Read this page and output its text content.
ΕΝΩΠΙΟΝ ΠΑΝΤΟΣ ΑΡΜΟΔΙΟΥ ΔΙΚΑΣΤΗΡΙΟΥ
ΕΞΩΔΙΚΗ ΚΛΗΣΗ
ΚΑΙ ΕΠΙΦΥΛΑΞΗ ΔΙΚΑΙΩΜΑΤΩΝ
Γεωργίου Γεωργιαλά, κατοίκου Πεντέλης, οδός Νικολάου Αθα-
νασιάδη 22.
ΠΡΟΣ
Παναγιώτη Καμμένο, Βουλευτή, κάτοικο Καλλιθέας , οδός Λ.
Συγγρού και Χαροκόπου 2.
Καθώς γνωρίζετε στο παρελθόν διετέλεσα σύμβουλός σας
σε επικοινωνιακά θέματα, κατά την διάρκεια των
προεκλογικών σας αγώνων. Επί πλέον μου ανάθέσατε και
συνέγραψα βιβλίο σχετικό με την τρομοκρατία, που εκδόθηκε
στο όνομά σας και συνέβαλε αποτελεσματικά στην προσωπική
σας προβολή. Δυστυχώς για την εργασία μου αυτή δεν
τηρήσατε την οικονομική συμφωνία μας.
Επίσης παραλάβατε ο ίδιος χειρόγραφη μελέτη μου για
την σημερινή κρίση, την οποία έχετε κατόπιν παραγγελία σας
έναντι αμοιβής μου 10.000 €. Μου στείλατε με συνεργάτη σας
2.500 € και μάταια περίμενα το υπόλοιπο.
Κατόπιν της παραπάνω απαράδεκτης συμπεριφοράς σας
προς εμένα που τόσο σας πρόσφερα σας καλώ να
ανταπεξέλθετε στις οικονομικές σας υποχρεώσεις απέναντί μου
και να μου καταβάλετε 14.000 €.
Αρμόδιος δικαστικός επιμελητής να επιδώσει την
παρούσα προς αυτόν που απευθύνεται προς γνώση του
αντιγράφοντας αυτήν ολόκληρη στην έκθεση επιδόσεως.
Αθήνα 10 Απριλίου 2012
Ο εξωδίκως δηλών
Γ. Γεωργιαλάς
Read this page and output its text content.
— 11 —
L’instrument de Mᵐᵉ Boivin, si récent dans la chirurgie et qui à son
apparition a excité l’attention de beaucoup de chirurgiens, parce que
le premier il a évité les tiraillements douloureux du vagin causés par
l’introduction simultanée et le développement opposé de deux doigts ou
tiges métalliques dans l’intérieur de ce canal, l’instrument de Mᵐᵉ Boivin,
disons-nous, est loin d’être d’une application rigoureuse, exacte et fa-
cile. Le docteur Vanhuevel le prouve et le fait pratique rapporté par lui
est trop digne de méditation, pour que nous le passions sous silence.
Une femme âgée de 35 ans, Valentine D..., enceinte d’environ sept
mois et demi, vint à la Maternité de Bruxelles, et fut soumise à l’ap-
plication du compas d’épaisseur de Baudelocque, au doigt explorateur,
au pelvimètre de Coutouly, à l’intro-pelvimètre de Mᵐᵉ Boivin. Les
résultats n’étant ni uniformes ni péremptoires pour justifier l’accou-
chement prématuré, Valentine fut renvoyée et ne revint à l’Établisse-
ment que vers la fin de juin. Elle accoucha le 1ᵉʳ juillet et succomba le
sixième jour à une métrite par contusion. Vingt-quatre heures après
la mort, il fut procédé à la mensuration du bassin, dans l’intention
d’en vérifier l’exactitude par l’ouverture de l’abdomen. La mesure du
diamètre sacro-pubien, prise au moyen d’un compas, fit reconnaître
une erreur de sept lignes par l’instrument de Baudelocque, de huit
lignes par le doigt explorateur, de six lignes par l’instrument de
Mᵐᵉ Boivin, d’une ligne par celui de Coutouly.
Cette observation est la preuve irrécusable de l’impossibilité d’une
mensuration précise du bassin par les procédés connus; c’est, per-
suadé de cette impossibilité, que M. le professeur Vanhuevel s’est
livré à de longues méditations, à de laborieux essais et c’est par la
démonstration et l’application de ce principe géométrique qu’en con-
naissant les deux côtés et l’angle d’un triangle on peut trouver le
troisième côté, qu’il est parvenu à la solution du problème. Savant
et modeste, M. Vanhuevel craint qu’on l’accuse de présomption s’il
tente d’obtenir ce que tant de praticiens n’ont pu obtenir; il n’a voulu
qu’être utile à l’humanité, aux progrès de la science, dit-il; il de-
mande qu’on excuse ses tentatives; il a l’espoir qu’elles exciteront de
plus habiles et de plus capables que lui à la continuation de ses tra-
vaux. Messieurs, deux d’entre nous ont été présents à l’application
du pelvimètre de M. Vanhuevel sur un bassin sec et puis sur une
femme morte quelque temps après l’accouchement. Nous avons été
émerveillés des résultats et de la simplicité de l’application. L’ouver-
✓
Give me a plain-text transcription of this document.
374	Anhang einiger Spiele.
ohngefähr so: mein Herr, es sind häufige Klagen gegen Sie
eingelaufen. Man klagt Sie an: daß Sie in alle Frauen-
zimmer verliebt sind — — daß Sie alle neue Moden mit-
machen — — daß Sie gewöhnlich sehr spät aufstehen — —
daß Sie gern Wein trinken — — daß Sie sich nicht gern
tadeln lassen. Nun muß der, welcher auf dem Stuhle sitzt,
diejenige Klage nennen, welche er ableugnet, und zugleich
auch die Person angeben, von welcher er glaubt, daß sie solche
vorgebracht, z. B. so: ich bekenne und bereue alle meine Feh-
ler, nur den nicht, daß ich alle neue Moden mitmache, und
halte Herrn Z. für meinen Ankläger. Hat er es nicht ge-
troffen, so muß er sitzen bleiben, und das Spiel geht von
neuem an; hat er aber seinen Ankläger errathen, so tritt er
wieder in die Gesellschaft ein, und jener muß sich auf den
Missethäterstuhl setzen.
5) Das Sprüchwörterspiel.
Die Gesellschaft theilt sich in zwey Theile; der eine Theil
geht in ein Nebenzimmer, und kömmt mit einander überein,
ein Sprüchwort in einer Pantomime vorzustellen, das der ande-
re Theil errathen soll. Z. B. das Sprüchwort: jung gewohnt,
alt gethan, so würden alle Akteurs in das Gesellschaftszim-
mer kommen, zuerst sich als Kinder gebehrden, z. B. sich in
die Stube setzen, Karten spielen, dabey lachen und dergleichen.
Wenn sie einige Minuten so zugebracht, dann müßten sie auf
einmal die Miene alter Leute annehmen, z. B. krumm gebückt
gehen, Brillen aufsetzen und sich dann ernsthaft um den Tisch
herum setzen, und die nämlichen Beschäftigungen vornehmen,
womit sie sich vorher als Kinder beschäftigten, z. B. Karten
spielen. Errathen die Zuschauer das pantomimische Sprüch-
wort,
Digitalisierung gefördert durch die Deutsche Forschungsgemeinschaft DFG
◆ ◆ ◆
Problem to work on:
Write the entire listing out again, word for word.

Correct response:
Read this page and output its text content.
ΕΝΩΠΙΟΝ ΠΑΝΤΟΣ ΑΡΜΟΔΙΟΥ ΔΙΚΑΣΤΗΡΙΟΥ
ΕΞΩΔΙΚΗ ΚΛΗΣΗ
ΚΑΙ ΕΠΙΦΥΛΑΞΗ ΔΙΚΑΙΩΜΑΤΩΝ
Γεωργίου Γεωργιαλά, κατοίκου Πεντέλης, οδός Νικολάου Αθα-
νασιάδη 22.
ΠΡΟΣ
Παναγιώτη Καμμένο, Βουλευτή, κάτοικο Καλλιθέας , οδός Λ.
Συγγρού και Χαροκόπου 2.
Καθώς γνωρίζετε στο παρελθόν διετέλεσα σύμβουλός σας
σε επικοινωνιακά θέματα, κατά την διάρκεια των
προεκλογικών σας αγώνων. Επί πλέον μου ανάθέσατε και
συνέγραψα βιβλίο σχετικό με την τρομοκρατία, που εκδόθηκε
στο όνομά σας και συνέβαλε αποτελεσματικά στην προσωπική
σας προβολή. Δυστυχώς για την εργασία μου αυτή δεν
τηρήσατε την οικονομική συμφωνία μας.
Επίσης παραλάβατε ο ίδιος χειρόγραφη μελέτη μου για
την σημερινή κρίση, την οποία έχετε κατόπιν παραγγελία σας
έναντι αμοιβής μου 10.000 €. Μου στείλατε με συνεργάτη σας
2.500 € και μάταια περίμενα το υπόλοιπο.
Κατόπιν της παραπάνω απαράδεκτης συμπεριφοράς σας
προς εμένα που τόσο σας πρόσφερα σας καλώ να
ανταπεξέλθετε στις οικονομικές σας υποχρεώσεις απέναντί μου
και να μου καταβάλετε 14.000 €.
Αρμόδιος δικαστικός επιμελητής να επιδώσει την
παρούσα προς αυτόν που απευθύνεται προς γνώση του
αντιγράφοντας αυτήν ολόκληρη στην έκθεση επιδόσεως.
Αθήνα 10 Απριλίου 2012
Ο εξωδίκως δηλών
Γ. Γεωργιαλάς
Read this page and output its text content.
— 11 —
L’instrument de Mᵐᵉ Boivin, si récent dans la chirurgie et qui à son
apparition a excité l’attention de beaucoup de chirurgiens, parce que
le premier il a évité les tiraillements douloureux du vagin causés par
l’introduction simultanée et le développement opposé de deux doigts ou
tiges métalliques dans l’intérieur de ce canal, l’instrument de Mᵐᵉ Boivin,
disons-nous, est loin d’être d’une application rigoureuse, exacte et fa-
cile. Le docteur Vanhuevel le prouve et le fait pratique rapporté par lui
est trop digne de méditation, pour que nous le passions sous silence.
Une femme âgée de 35 ans, Valentine D..., enceinte d’environ sept
mois et demi, vint à la Maternité de Bruxelles, et fut soumise à l’ap-
plication du compas d’épaisseur de Baudelocque, au doigt explorateur,
au pelvimètre de Coutouly, à l’intro-pelvimètre de Mᵐᵉ Boivin. Les
résultats n’étant ni uniformes ni péremptoires pour justifier l’accou-
chement prématuré, Valentine fut renvoyée et ne revint à l’Établisse-
ment que vers la fin de juin. Elle accoucha le 1ᵉʳ juillet et succomba le
sixième jour à une métrite par contusion. Vingt-quatre heures après
la mort, il fut procédé à la mensuration du bassin, dans l’intention
d’en vérifier l’exactitude par l’ouverture de l’abdomen. La mesure du
diamètre sacro-pubien, prise au moyen d’un compas, fit reconnaître
une erreur de sept lignes par l’instrument de Baudelocque, de huit
lignes par le doigt explorateur, de six lignes par l’instrument de
Mᵐᵉ Boivin, d’une ligne par celui de Coutouly.
Cette observation est la preuve irrécusable de l’impossibilité d’une
mensuration précise du bassin par les procédés connus; c’est, per-
suadé de cette impossibilité, que M. le professeur Vanhuevel s’est
livré à de longues méditations, à de laborieux essais et c’est par la
démonstration et l’application de ce principe géométrique qu’en con-
naissant les deux côtés et l’angle d’un triangle on peut trouver le
troisième côté, qu’il est parvenu à la solution du problème. Savant
et modeste, M. Vanhuevel craint qu’on l’accuse de présomption s’il
tente d’obtenir ce que tant de praticiens n’ont pu obtenir; il n’a voulu
qu’être utile à l’humanité, aux progrès de la science, dit-il; il de-
mande qu’on excuse ses tentatives; il a l’espoir qu’elles exciteront de
plus habiles et de plus capables que lui à la continuation de ses tra-
vaux. Messieurs, deux d’entre nous ont été présents à l’application
du pelvimètre de M. Vanhuevel sur un bassin sec et puis sur une
femme morte quelque temps après l’accouchement. Nous avons été
émerveillés des résultats et de la simplicité de l’application. L’ouver-
✓
Give me a plain-text transcription of this document.
374	Anhang einiger Spiele.
ohngefähr so: mein Herr, es sind häufige Klagen gegen Sie
eingelaufen. Man klagt Sie an: daß Sie in alle Frauen-
zimmer verliebt sind — — daß Sie alle neue Moden mit-
machen — — daß Sie gewöhnlich sehr spät aufstehen — —
daß Sie gern Wein trinken — — daß Sie sich nicht gern
tadeln lassen. Nun muß der, welcher auf dem Stuhle sitzt,
diejenige Klage nennen, welche er ableugnet, und zugleich
auch die Person angeben, von welcher er glaubt, daß sie solche
vorgebracht, z. B. so: ich bekenne und bereue alle meine Feh-
ler, nur den nicht, daß ich alle neue Moden mitmache, und
halte Herrn Z. für meinen Ankläger. Hat er es nicht ge-
troffen, so muß er sitzen bleiben, und das Spiel geht von
neuem an; hat er aber seinen Ankläger errathen, so tritt er
wieder in die Gesellschaft ein, und jener muß sich auf den
Missethäterstuhl setzen.
5) Das Sprüchwörterspiel.
Die Gesellschaft theilt sich in zwey Theile; der eine Theil
geht in ein Nebenzimmer, und kömmt mit einander überein,
ein Sprüchwort in einer Pantomime vorzustellen, das der ande-
re Theil errathen soll. Z. B. das Sprüchwort: jung gewohnt,
alt gethan, so würden alle Akteurs in das Gesellschaftszim-
mer kommen, zuerst sich als Kinder gebehrden, z. B. sich in
die Stube setzen, Karten spielen, dabey lachen und dergleichen.
Wenn sie einige Minuten so zugebracht, dann müßten sie auf
einmal die Miene alter Leute annehmen, z. B. krumm gebückt
gehen, Brillen aufsetzen und sich dann ernsthaft um den Tisch
herum setzen, und die nämlichen Beschäftigungen vornehmen,
womit sie sich vorher als Kinder beschäftigten, z. B. Karten
spielen. Errathen die Zuschauer das pantomimische Sprüch-
wort,
Digitalisierung gefördert durch die Deutsche Forschungsgemeinschaft DFG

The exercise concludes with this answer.